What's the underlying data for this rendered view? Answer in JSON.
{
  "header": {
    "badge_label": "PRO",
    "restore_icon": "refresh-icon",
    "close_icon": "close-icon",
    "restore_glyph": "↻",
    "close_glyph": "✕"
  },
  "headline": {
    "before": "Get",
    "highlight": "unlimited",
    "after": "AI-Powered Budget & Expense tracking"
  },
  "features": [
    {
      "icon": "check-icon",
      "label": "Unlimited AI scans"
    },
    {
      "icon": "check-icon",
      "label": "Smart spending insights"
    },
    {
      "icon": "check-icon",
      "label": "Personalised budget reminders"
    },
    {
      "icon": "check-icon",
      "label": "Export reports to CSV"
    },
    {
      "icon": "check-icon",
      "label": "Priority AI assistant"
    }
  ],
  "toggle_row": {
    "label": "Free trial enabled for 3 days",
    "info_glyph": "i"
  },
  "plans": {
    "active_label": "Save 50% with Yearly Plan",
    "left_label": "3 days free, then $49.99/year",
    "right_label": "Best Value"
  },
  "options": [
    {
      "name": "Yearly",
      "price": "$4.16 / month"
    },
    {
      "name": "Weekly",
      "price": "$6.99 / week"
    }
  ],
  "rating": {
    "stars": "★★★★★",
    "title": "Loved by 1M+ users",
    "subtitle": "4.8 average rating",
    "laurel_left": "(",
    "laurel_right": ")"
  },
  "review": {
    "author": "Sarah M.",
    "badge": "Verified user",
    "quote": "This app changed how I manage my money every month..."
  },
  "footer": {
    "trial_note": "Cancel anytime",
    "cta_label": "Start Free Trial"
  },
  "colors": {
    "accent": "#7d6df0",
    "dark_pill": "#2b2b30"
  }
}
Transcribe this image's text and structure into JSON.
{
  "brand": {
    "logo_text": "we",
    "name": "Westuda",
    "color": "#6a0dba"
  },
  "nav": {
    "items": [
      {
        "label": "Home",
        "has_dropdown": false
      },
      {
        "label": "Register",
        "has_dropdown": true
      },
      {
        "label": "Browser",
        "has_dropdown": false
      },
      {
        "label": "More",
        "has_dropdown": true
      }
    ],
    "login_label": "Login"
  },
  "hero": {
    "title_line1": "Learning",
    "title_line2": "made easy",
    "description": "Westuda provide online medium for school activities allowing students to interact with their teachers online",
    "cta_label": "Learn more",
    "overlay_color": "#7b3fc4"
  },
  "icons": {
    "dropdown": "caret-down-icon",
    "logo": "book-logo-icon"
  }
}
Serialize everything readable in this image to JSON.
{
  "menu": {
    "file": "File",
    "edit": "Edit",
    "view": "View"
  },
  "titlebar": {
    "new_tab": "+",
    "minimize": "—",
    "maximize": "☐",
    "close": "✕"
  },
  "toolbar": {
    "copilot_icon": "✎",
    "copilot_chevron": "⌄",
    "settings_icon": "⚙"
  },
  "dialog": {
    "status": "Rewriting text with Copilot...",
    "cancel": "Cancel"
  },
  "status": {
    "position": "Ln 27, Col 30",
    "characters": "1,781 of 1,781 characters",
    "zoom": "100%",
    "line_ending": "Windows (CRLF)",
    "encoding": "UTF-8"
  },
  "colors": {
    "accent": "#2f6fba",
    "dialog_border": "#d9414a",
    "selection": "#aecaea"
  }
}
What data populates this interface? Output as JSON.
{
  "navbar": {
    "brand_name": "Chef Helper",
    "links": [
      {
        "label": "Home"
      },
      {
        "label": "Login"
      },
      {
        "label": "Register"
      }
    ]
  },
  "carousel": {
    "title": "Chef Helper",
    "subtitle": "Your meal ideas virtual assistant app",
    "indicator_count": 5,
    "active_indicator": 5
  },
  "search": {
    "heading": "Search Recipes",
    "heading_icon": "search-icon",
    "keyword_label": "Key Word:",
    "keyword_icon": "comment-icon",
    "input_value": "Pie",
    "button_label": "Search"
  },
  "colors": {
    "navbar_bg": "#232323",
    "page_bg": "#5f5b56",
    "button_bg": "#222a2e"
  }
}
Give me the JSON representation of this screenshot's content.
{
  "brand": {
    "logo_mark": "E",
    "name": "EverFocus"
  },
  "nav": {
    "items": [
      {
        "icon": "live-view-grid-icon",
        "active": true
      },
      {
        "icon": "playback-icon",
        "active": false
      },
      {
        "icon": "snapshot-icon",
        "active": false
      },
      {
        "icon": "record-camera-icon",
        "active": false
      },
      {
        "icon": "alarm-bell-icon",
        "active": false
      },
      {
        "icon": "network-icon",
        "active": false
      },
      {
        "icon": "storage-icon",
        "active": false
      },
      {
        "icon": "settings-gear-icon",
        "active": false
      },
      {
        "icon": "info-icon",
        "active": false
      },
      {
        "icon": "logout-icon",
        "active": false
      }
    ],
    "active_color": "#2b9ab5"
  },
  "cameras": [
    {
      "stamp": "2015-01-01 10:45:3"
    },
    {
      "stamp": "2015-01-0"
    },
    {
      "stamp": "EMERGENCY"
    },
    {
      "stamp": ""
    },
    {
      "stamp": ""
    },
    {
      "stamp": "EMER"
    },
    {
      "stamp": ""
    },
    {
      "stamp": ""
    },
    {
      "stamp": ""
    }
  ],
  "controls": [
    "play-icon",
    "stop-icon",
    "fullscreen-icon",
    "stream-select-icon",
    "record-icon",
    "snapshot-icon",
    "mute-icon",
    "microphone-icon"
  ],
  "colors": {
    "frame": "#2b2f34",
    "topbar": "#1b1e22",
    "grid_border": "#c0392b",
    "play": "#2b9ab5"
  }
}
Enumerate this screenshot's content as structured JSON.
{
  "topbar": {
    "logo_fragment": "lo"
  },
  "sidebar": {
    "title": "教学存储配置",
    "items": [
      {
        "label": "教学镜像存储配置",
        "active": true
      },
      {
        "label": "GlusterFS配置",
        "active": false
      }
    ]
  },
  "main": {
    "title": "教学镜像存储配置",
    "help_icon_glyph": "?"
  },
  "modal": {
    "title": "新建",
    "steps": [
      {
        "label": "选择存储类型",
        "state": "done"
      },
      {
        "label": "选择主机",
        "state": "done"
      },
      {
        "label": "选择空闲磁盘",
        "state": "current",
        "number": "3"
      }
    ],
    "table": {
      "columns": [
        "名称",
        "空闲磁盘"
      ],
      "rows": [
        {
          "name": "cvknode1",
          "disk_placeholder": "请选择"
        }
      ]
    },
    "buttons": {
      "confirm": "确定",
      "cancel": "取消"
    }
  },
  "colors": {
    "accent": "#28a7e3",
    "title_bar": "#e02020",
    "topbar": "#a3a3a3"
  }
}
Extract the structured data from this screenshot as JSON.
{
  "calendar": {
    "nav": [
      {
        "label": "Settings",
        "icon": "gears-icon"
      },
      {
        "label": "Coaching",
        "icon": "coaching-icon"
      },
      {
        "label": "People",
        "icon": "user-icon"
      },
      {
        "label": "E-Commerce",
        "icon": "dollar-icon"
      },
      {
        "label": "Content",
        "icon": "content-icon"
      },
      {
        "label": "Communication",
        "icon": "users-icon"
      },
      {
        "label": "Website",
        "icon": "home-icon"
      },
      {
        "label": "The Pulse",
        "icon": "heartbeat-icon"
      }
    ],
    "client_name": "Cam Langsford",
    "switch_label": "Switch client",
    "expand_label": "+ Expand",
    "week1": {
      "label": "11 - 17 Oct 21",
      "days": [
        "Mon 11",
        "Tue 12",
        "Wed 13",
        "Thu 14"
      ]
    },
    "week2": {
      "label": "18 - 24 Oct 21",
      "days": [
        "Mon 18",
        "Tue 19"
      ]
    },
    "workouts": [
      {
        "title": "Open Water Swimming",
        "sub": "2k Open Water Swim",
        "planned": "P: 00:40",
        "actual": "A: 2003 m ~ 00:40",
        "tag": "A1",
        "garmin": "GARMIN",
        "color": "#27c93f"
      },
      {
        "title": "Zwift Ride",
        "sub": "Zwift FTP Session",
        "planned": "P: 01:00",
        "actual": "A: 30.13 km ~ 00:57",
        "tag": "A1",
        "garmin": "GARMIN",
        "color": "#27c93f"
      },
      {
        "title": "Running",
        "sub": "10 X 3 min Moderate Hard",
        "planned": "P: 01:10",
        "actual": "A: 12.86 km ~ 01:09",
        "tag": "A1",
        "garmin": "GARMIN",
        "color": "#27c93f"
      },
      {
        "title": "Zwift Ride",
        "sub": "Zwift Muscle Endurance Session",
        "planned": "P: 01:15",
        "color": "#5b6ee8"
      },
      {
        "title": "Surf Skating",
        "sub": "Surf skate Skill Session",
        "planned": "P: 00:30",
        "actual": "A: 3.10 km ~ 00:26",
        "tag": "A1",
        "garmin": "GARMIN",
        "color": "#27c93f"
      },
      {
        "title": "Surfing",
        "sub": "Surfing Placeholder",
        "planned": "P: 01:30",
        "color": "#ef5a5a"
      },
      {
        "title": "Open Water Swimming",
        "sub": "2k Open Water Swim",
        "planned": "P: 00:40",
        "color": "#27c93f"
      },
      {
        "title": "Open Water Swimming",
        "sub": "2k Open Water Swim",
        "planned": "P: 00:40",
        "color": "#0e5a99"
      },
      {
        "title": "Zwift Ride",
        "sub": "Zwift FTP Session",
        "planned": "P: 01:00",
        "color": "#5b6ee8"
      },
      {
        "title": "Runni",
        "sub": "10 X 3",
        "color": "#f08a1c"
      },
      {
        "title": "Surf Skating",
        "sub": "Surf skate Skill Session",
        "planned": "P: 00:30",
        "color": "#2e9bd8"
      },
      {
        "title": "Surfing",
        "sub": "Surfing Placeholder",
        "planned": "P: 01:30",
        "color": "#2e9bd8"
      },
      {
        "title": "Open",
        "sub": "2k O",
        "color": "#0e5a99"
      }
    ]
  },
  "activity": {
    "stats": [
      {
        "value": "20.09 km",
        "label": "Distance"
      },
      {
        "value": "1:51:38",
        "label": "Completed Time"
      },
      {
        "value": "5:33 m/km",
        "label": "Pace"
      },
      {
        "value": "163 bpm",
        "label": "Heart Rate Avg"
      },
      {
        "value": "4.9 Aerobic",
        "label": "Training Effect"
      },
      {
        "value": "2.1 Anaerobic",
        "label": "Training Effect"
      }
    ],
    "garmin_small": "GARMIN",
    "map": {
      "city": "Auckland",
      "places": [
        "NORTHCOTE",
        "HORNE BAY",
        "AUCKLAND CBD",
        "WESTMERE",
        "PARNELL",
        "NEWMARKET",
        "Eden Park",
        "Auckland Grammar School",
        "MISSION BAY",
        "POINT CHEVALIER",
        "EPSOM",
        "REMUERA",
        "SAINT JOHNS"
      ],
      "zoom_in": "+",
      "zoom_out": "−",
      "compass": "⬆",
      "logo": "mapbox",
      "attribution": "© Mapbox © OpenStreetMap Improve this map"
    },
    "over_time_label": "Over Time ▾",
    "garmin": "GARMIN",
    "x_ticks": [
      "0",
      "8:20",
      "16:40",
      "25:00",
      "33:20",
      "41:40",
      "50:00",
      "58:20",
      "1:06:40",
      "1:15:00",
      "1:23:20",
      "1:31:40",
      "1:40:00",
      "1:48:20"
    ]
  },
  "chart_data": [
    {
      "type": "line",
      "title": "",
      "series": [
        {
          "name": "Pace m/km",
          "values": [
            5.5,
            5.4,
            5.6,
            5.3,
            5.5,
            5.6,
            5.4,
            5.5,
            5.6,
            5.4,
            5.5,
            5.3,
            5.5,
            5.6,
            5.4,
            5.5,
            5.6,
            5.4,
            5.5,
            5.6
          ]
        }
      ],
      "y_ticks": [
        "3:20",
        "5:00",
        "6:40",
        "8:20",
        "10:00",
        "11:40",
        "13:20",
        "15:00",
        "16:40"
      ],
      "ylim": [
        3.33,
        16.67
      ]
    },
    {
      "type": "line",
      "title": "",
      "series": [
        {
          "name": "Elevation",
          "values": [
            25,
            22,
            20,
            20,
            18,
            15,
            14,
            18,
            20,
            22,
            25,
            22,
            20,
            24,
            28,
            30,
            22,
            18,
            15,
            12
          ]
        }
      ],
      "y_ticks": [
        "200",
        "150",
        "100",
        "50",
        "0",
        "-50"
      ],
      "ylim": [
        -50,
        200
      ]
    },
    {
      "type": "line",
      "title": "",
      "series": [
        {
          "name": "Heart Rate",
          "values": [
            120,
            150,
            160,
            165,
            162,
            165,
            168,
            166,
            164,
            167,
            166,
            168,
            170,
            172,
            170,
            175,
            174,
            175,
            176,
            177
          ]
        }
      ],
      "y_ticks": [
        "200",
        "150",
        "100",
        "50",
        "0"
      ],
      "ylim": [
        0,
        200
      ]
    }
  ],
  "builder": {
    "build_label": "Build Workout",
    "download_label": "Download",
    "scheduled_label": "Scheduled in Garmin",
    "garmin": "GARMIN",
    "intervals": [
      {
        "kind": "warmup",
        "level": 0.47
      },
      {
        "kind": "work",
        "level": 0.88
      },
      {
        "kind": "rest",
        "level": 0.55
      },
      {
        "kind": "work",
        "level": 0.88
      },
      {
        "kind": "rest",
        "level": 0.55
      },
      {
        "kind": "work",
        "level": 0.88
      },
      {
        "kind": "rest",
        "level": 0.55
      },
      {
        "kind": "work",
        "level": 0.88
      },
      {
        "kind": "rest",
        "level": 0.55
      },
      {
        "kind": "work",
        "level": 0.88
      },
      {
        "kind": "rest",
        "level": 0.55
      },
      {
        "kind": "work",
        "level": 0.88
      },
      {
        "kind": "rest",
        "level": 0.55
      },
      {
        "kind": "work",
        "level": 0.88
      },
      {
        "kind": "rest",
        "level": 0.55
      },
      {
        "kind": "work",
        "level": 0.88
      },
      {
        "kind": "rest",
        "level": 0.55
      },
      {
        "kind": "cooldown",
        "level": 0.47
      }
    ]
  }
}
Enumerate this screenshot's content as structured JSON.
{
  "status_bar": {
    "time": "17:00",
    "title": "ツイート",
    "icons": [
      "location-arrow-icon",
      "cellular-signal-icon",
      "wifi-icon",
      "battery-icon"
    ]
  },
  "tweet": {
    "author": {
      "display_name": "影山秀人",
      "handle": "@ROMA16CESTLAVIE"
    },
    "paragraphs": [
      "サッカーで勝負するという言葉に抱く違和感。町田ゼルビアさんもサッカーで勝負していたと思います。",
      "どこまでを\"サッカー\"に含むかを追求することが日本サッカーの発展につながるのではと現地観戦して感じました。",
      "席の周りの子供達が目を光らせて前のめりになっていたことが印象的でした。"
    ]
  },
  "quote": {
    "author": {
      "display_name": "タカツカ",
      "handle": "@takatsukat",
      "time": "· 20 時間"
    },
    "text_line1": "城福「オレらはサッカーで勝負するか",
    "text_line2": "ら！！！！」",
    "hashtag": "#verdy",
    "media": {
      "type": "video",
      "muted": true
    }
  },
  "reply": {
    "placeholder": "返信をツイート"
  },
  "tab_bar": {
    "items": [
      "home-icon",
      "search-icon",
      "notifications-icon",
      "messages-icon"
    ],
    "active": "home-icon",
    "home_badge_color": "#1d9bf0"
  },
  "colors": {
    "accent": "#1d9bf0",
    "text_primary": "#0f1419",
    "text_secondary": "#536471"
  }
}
•••
Aim of the exercise - Each line holding "record" must be found and copied.

Full answer -
        "icon": "record-camera-icon",
    "record-icon",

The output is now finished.